§ Excerpt to read

Wow thank you for such a well thought out reply. I will be studying the performance of various types of air conditioners. So I will have six temperature sensors:
Outdoor Hot Side Inlet air temperature
Outdoor Hot Side air exit temperature
Indoor Inlet air temperature
And most important the cold air flowing into the room
I'm a mechanical engineer by training and work experience. So I don't have a significant electrical equipment background. I did pretty extensive searching for various types of temperature sensors. A lot of the temperature sensors on Amazon talk about "I2C" Standard format. I had to look that up. Everything I was finding on that clearly presupposed a good deal of knowledge in this area. The link you sent me led to the nearest thing I could find for a beginner.

§ Document structure recognition data
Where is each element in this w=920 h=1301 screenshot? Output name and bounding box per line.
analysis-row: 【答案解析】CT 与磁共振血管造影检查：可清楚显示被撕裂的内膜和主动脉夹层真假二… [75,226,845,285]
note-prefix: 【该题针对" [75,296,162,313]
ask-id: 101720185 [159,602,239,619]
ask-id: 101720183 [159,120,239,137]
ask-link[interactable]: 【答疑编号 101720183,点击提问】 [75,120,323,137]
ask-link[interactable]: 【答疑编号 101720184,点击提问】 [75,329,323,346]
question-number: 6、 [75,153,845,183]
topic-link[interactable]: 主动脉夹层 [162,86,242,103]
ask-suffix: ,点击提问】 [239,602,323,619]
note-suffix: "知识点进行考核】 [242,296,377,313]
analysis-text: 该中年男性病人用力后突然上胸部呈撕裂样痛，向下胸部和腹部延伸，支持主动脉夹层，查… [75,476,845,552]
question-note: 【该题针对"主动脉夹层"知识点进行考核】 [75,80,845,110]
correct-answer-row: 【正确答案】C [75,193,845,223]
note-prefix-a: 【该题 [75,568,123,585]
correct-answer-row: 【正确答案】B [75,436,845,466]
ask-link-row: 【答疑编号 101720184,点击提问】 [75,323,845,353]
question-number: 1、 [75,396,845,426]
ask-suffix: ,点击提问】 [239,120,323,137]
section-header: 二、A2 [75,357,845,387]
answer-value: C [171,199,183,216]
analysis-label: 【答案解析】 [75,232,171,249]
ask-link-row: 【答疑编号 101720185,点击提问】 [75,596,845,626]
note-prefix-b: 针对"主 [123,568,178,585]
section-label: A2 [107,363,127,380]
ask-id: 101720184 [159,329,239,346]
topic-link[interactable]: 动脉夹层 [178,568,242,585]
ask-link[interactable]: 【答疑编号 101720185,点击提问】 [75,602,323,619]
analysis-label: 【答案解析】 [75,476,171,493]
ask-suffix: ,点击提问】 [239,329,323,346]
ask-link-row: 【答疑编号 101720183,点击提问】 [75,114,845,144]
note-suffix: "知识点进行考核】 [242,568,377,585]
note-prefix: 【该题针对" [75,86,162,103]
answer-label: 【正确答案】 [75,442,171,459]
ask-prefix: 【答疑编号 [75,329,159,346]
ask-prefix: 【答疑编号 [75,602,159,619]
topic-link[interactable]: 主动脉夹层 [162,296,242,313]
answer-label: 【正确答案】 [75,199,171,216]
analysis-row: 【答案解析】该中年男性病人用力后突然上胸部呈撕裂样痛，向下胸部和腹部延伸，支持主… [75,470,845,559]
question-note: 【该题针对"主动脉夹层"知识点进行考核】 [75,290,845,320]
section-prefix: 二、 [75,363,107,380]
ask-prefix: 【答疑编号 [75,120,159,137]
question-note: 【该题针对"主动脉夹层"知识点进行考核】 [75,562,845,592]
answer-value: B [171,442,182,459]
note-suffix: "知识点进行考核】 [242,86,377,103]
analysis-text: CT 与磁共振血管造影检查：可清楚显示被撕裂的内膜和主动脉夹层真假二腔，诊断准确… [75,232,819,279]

§ Set of tasks
(1) Translate this sentence from the reply about temperature sensors into Spanish: "I did pretty extensive searching for various types of temperature sensors."
(2) Output everything in the reply about temperature sensors from "Wow thank you" down to "for a beginner.", without any changes.

§ Exercise results
(1) Hice una búsqueda bastante exhaustiva de varios tipos de sensores de temperatura.

(2)
Wow thank you for such a well thought out reply. I will be studying the performance of various types of air conditioners. So I will have six temperature sensors:
Outdoor Hot Side Inlet air temperature
Outdoor Hot Side air exit temperature
Indoor Inlet air temperature
And most important the cold air flowing into the room
I'm a mechanical engineer by training and work experience. So I don't have a significant electrical equipment background. I did pretty extensive searching for various types of temperature sensors. A lot of the temperature sensors on Amazon talk about "I2C" Standard format. I had to look that up. Everything I was finding on that clearly presupposed a good deal of knowledge in this area. The link you sent me led to the nearest thing I could find for a beginner.